Written instruction:
Set out the records as a numbered list, beginning with their first line and continuing through the line containing "original-cc: Cc: bbox=[140, 194, 149, 200]", and omit any blank lines.
☆ ☆ ☆ ☆ ☆
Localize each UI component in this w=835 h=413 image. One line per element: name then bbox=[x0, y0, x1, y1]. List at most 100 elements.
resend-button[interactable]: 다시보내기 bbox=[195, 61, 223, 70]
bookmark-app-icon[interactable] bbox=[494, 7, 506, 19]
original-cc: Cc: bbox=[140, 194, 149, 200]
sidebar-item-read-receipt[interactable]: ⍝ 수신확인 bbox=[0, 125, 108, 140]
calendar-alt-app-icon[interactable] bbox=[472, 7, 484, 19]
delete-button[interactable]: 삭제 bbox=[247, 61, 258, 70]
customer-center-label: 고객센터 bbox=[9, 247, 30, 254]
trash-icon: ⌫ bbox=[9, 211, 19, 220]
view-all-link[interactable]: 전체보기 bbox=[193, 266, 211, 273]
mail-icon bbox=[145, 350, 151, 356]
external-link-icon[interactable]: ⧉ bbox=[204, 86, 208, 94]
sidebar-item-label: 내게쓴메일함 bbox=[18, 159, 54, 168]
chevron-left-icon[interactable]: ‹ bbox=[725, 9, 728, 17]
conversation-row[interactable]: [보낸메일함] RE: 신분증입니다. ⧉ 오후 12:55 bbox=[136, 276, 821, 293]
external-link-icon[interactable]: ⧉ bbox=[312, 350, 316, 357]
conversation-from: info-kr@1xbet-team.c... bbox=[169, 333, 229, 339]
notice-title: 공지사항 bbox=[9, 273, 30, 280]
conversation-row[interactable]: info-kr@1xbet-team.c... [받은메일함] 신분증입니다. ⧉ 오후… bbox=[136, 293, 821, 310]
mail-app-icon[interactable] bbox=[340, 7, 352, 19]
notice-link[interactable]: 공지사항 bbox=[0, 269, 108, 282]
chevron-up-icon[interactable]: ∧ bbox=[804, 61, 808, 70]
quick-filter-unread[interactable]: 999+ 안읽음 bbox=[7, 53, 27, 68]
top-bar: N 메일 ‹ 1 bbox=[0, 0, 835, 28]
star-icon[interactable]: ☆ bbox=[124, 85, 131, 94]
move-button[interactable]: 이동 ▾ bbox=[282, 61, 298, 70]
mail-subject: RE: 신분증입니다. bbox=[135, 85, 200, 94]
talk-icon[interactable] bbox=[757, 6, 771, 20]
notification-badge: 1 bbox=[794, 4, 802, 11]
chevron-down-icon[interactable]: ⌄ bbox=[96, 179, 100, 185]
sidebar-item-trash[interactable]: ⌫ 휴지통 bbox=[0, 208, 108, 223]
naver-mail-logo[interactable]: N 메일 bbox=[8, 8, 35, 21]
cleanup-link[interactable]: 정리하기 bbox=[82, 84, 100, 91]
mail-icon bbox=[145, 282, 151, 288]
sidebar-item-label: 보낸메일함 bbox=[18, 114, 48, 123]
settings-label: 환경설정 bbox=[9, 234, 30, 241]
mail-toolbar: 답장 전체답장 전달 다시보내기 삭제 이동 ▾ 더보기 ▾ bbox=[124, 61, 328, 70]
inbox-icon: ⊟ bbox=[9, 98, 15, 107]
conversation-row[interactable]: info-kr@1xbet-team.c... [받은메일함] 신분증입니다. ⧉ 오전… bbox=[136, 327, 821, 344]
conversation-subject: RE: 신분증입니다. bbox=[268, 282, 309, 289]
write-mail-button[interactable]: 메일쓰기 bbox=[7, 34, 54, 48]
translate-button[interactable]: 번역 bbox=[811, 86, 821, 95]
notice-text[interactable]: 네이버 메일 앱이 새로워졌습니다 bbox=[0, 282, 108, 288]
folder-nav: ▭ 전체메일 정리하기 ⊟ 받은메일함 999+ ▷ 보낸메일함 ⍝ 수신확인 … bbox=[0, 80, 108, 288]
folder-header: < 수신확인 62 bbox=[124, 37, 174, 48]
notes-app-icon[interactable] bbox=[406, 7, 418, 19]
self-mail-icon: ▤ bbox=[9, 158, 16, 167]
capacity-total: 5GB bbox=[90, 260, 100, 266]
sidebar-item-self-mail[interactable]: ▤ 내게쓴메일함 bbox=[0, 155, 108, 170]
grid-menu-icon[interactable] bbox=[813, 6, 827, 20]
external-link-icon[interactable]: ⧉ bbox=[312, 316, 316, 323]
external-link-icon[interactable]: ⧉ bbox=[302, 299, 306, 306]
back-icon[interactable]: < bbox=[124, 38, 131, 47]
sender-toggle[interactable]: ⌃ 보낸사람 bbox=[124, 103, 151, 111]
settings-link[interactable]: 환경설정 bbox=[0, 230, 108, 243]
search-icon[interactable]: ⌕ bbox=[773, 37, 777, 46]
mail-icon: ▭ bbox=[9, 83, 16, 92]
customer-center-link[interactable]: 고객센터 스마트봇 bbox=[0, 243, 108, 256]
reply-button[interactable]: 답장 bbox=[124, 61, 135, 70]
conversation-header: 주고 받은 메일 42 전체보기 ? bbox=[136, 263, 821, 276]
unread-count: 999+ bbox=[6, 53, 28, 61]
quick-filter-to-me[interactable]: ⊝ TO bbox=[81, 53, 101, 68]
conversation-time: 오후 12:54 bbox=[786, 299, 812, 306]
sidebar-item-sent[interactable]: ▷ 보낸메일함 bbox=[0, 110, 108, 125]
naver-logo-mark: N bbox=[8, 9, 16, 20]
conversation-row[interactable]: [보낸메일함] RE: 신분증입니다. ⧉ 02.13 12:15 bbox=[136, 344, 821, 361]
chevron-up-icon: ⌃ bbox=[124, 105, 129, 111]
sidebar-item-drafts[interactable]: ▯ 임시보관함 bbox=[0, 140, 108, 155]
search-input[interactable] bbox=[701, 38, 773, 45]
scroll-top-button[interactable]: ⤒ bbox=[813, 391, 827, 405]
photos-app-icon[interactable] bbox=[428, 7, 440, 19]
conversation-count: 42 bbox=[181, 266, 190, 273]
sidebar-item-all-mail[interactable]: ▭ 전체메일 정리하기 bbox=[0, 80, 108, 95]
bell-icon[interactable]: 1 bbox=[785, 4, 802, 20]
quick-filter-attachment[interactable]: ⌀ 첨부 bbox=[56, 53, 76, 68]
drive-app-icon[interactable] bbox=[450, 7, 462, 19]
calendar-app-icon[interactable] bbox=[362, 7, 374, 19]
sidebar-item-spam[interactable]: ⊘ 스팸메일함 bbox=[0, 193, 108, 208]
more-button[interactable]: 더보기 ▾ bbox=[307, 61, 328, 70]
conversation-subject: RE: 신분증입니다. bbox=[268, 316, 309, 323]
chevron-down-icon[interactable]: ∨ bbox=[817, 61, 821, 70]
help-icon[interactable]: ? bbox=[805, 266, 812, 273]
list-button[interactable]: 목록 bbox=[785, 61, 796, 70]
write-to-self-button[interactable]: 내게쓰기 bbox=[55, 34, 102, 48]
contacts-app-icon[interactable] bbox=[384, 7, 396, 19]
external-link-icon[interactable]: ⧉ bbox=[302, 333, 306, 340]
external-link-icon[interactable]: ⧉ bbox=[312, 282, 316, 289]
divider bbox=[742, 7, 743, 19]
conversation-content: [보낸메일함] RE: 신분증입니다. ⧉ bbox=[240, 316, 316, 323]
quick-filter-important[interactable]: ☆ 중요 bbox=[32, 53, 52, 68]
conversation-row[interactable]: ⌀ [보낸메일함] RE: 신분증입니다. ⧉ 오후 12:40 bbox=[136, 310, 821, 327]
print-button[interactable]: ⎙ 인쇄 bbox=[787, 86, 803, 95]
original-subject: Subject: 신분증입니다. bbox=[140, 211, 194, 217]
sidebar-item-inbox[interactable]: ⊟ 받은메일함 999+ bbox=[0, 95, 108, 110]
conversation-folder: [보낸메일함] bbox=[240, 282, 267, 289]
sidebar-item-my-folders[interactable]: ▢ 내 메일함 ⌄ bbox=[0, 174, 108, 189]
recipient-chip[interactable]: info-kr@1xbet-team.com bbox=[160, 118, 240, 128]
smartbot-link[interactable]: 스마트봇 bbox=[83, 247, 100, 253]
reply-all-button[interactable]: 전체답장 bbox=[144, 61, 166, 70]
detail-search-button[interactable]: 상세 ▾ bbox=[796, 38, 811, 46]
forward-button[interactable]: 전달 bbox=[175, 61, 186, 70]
☆ ☆ ☆ ☆ ☆
Exercise answer:
1. Localize each UI component in this w=835 h=413 image. One line per element: name then bbox=[x0, y0, x1, y1]. List at most 100 elements.
2. resend-button[interactable]: 다시보내기 bbox=[195, 61, 223, 70]
3. bookmark-app-icon[interactable] bbox=[494, 7, 506, 19]
4. original-cc: Cc: bbox=[140, 194, 149, 200]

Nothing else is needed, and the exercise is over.